* Start *

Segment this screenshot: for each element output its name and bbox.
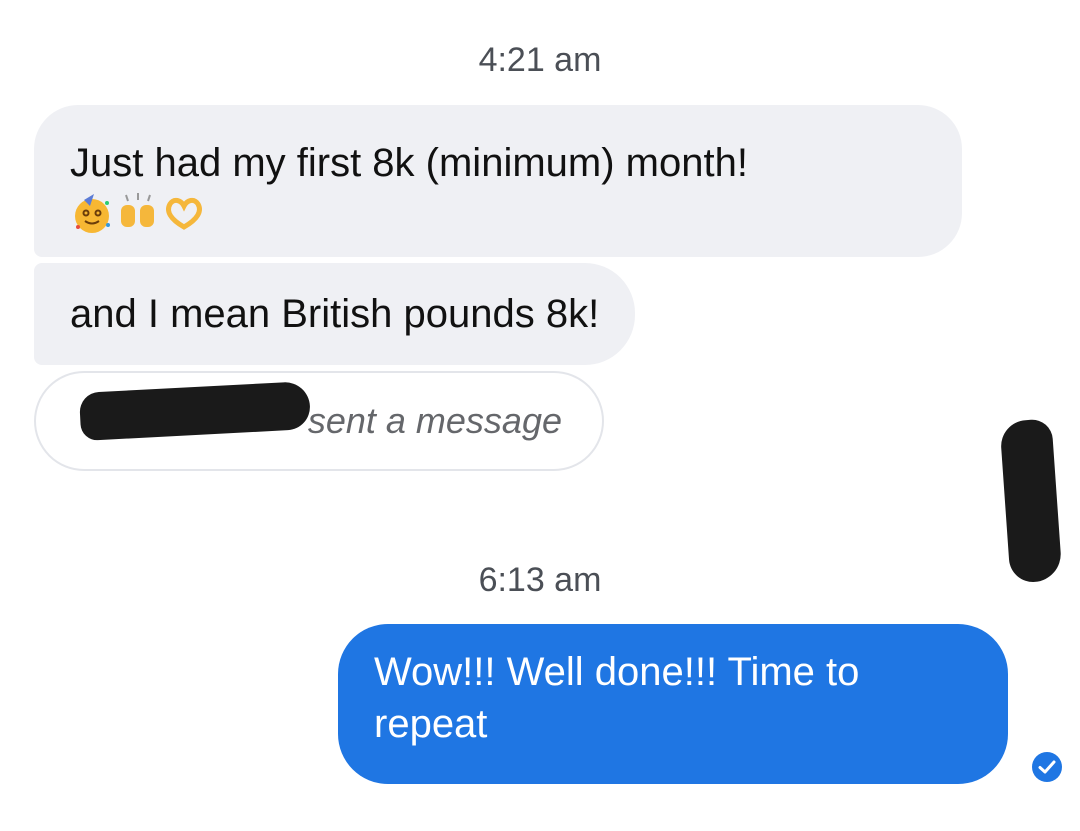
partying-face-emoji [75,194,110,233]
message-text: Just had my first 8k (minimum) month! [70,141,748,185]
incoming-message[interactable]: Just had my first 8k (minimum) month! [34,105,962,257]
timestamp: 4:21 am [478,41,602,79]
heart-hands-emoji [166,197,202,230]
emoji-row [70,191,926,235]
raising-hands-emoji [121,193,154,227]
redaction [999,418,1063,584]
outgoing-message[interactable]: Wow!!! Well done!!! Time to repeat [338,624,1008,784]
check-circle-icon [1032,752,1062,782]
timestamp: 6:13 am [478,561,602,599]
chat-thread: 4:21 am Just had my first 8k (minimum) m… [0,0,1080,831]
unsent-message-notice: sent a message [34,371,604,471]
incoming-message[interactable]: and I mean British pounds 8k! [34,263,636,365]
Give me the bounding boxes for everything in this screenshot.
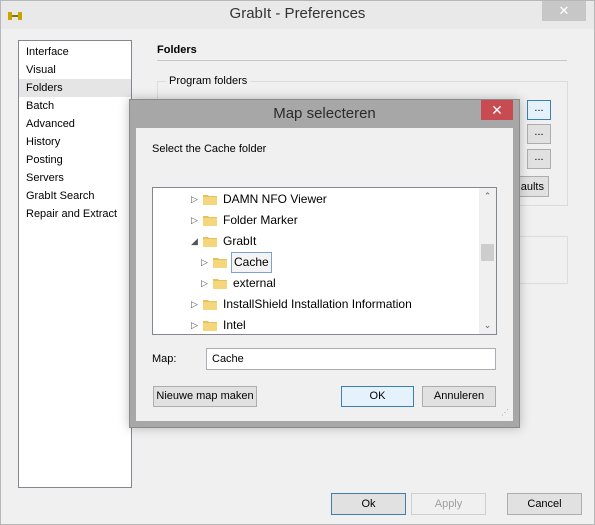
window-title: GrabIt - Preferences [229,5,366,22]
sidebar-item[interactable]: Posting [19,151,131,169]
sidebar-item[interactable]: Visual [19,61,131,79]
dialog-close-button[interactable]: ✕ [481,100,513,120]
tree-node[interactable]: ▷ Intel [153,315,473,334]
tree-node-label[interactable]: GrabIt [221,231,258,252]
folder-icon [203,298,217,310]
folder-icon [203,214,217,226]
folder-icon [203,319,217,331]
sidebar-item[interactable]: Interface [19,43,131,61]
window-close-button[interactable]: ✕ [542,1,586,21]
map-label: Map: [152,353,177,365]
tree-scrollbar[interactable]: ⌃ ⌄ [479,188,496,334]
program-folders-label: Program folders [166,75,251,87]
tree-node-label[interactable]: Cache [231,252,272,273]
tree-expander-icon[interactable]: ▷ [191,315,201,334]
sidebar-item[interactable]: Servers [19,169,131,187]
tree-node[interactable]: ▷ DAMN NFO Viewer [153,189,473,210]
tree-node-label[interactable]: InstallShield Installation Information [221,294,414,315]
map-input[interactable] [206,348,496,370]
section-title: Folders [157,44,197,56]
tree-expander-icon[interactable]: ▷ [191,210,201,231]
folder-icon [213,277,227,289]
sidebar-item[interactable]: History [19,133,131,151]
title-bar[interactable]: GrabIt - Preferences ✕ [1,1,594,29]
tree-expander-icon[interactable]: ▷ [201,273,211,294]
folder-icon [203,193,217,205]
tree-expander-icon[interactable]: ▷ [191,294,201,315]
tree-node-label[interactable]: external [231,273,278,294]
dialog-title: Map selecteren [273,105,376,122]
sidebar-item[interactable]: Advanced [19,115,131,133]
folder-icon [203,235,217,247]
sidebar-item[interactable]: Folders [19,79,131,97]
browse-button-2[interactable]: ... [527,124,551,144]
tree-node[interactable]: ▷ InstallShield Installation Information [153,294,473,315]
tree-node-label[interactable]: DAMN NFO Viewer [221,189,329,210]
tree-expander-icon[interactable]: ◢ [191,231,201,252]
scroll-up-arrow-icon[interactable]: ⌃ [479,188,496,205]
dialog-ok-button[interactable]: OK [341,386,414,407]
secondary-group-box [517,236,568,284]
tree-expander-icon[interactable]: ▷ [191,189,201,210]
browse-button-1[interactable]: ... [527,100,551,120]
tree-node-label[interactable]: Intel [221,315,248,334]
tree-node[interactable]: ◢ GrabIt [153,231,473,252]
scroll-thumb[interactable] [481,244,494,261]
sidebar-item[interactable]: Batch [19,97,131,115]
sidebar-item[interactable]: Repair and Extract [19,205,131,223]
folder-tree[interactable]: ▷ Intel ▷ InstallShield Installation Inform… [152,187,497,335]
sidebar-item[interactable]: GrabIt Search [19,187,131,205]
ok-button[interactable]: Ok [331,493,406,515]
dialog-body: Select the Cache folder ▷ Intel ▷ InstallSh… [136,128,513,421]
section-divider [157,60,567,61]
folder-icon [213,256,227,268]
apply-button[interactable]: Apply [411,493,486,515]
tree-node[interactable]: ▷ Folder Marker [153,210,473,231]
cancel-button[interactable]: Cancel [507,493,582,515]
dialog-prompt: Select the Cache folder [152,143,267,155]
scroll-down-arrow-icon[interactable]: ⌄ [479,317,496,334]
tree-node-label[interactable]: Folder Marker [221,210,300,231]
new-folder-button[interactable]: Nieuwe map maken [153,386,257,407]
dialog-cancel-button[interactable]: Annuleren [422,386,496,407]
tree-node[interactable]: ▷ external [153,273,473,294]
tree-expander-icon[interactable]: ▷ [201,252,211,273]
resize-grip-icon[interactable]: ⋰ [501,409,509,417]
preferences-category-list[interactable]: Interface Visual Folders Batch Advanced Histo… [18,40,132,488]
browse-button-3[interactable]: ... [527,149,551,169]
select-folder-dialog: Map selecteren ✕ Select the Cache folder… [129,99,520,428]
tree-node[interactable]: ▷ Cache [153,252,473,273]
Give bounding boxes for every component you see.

* End *
* Start *

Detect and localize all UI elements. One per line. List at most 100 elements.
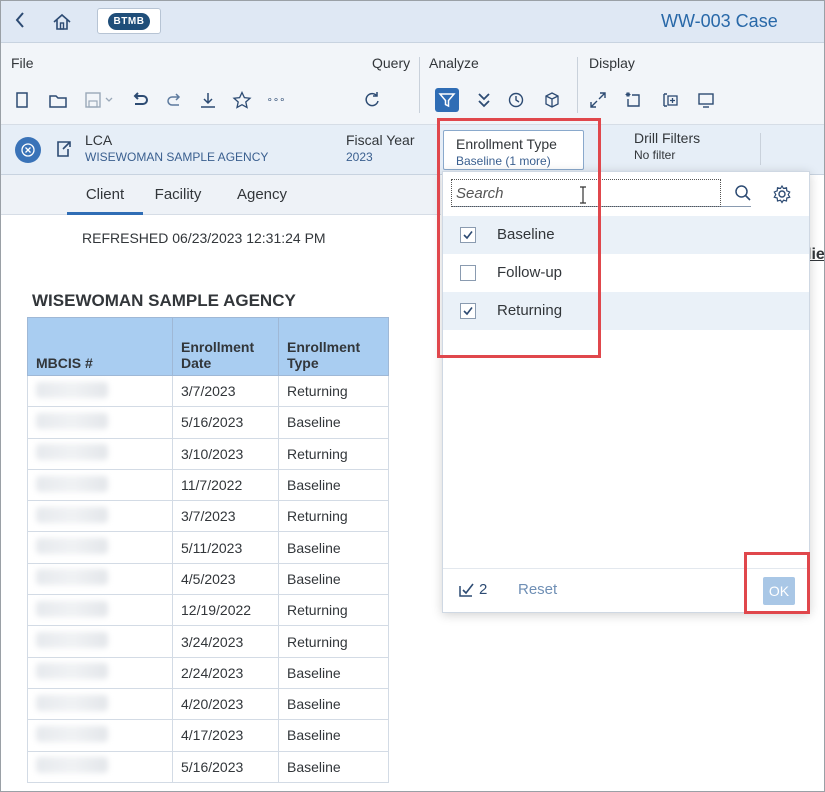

* End *

Echo the records that begin with the line containing "Segment this screenshot: for" and end with the line containing "timestamp: 6:13 am [478,561,602,599]", including both of those lines. Omit the pictures from your answer.

Segment this screenshot: for each element output its name and bbox.
partying-face-emoji [75,194,110,233]
message-text: Just had my first 8k (minimum) month! [70,141,748,185]
incoming-message[interactable]: Just had my first 8k (minimum) month! [34,105,962,257]
timestamp: 4:21 am [478,41,602,79]
heart-hands-emoji [166,197,202,230]
emoji-row [70,191,926,235]
raising-hands-emoji [121,193,154,227]
redaction [999,418,1063,584]
outgoing-message[interactable]: Wow!!! Well done!!! Time to repeat [338,624,1008,784]
check-circle-icon [1032,752,1062,782]
timestamp: 6:13 am [478,561,602,599]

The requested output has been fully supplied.